* [PROBLEM SET]
**A)** From the sleep apnea notes, copy out everything from "Surgery: Upper airway" down to "and renal failure.".
**B)** In the sleep apnea notes, what is the first-line treatment for moderate to severe OSA?
**C)** Continue the sleep apnea notes from where they stop.

═════ SUPPLIED TEXT

Cardiovascular: HTN, atrial fibrillation and other arrhythmias, coronary heart disease, heart failure, stroke.
Neuropsychiatric: depression, irritability, cognitive impairment (memory and concentration issues), dementia.
Miscellaneous: morning headaches, sexual problems, daytime fatigue.
Treatment
Lifestyle: Weight loss and other lifestyle changes such as avoidance of alcohol/sedatives or quitting smoking can have a significant reduction in severity of symptoms. A 10% reduction in weight can lead to a 26% decrease in the AHI.
Continuous Positive Airway Pressure (CPAP): CPAP therapy is the first-line treatment for moderate to severe OSA. The CPAP machine consists of a motor, a hose, and a mask, which can come in various designs to accommodate individual comfort and preferences. The CPAP machine delivers a constant stream of air to keep the airway open, thus preventing airway collapses that lead to apnea or hypopnea and fragmented sleep. Patient compliance is a major problem, with adherence around 50%.
Oral Appliances: Dental devices such as mandibular advancement devices can be used in mild cases.
Positional Devices: Positional devices for OSA can help some patients with predominantly positional OSA. Examples include specialized pillows, wearable belts, and specialized mattresses designed to promote side sleeping or prevent other positions that exacerbate obstruction.
Surgery: Upper airway surgical interventions/implants may be indicated in severe or refractory cases.
•Definition: Repeated episodes of apnea due to impaired respiratory drive from the brain.
Key Difference from OSA:
OSA: respiratory drive is constant, but is impeded by airway obstruction or collapse.
CSA: breathing stops due to lack of respiratory drive from the central nervous system. If there is also airway obstruction, this would be considered mixed.
Subtypes:
Cheyne-Stokes respiration oscillations between apnea and hyperpnea that can occur in stroke, heart failure, and renal failure.
Opioid-induced respiratory depression.
Idiopathic (rare).
Treatment
Optimize underlying condition (e.g., stroke or heart failure management).
CPAP/BiPAP: For symptomatic cases.

══════════
═════ RECORDS PROVIDED

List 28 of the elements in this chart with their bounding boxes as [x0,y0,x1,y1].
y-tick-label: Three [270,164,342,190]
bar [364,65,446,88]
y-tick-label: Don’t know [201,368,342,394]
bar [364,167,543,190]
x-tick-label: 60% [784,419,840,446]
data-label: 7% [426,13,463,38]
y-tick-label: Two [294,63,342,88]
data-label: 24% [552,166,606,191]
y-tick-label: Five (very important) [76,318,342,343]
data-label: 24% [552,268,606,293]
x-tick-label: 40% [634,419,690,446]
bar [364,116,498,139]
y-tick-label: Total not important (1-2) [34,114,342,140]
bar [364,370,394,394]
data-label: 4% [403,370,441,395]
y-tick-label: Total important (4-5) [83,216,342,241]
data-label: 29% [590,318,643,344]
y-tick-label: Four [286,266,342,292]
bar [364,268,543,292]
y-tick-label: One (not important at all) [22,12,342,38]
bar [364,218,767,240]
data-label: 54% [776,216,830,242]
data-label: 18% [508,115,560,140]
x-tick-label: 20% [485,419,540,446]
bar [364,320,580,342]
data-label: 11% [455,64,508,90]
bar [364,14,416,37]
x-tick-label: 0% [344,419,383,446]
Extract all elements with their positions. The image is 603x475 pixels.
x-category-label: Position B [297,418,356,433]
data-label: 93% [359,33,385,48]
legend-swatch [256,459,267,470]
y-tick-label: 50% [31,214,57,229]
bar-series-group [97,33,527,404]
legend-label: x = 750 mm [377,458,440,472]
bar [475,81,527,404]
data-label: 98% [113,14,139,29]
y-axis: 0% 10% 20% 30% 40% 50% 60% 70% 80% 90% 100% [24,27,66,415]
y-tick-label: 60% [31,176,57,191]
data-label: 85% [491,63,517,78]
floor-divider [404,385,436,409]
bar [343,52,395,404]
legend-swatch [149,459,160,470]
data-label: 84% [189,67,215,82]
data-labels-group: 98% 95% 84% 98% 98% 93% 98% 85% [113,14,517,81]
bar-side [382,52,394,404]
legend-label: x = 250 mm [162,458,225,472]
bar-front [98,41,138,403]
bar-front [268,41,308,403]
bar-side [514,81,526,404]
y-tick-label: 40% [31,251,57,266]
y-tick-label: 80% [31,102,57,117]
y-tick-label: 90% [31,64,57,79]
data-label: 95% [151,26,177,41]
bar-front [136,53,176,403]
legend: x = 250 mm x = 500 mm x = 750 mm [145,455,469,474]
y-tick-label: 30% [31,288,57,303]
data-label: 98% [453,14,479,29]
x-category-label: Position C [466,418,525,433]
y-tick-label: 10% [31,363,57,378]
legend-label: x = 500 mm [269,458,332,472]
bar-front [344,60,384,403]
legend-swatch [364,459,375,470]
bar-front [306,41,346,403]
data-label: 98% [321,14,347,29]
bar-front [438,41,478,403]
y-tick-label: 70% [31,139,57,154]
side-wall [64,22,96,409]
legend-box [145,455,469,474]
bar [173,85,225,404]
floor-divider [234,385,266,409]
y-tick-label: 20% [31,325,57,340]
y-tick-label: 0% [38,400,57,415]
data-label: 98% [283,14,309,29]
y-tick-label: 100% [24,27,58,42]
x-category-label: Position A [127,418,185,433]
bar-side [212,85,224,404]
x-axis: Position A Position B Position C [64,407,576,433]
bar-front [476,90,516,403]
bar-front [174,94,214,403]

══════════

* [PER-TASK ANSWERS]
**A)**
Surgery: Upper airway surgical interventions/implants may be indicated in severe or refractory cases.
•Definition: Repeated episodes of apnea due to impaired respiratory drive from the brain.
Key Difference from OSA:
OSA: respiratory drive is constant, but is impeded by airway obstruction or collapse.
CSA: breathing stops due to lack of respiratory drive from the central nervous system. If there is also airway obstruction, this would be considered mixed.
Subtypes:
Cheyne-Stokes respiration oscillations between apnea and hyperpnea that can occur in stroke, heart failure, and renal failure.

**B)** CPAP therapy.

**C)**
•Definition: Sleep-related hypoventilation is characterized by abnormally elevated levels of carbon dioxide (CO₂) during sleep due to inadequate ventilation. This leads to hypoxemia (low blood oxygen) and hypercapnia (high blood CO₂). Polysomnography shows episodes of decreased respiration associated with elevated CO₂ (>45 mmHg) during sleep.
Key Difference from OSA
OSA: respiratory drive is sufficient, but is impeded by airway obstruction or collapse.
Hypoventilation: ventilatory drive or muscle function is insufficient, resulting in sustained CO₂ retention. It is not related to episodic airway collapse.
Subtypes
Idiopathic sleep-related hypoventilation is rare. More commonly, it is related to progressive respiratory impairment secondary to another disorder. These include:
Obesity Hypoventilation Syndrome (OHS): Occurs in individuals with BMI ≥ 30 + hypoventilation. It often overlaps with OSA (Pickwickian syndrome = OSA + OHS). Results from impaired respiratory mechanics and blunted ventilatory response to CO₂.
Congenital Central Hypoventilation Syndrome (CCHS): Rare genetic disorder affecting autonomic control of breathing (PHOX2B mutation). Patients hypoventilate primarily during sleep, sometimes while awake.
Neuromuscular or Chest Wall Disorders: Reduced ventilatory muscle strength (e.g., ALS, muscular dystrophy).
Chronic Lung Disease-Related Hypoventilation: Severe COPD or interstitial lung disease leading to impaired gas exchange.
Treatment
Lifestyle: Weight loss and other lifestyle changes such as avoidance of alcohol/sedatives or quitting smoking can have a significant reduction in severity of symptoms, depending on underlying diagnosis.
Optimize underlying condition (e.g., underlying lung disease or neuromuscular conditions)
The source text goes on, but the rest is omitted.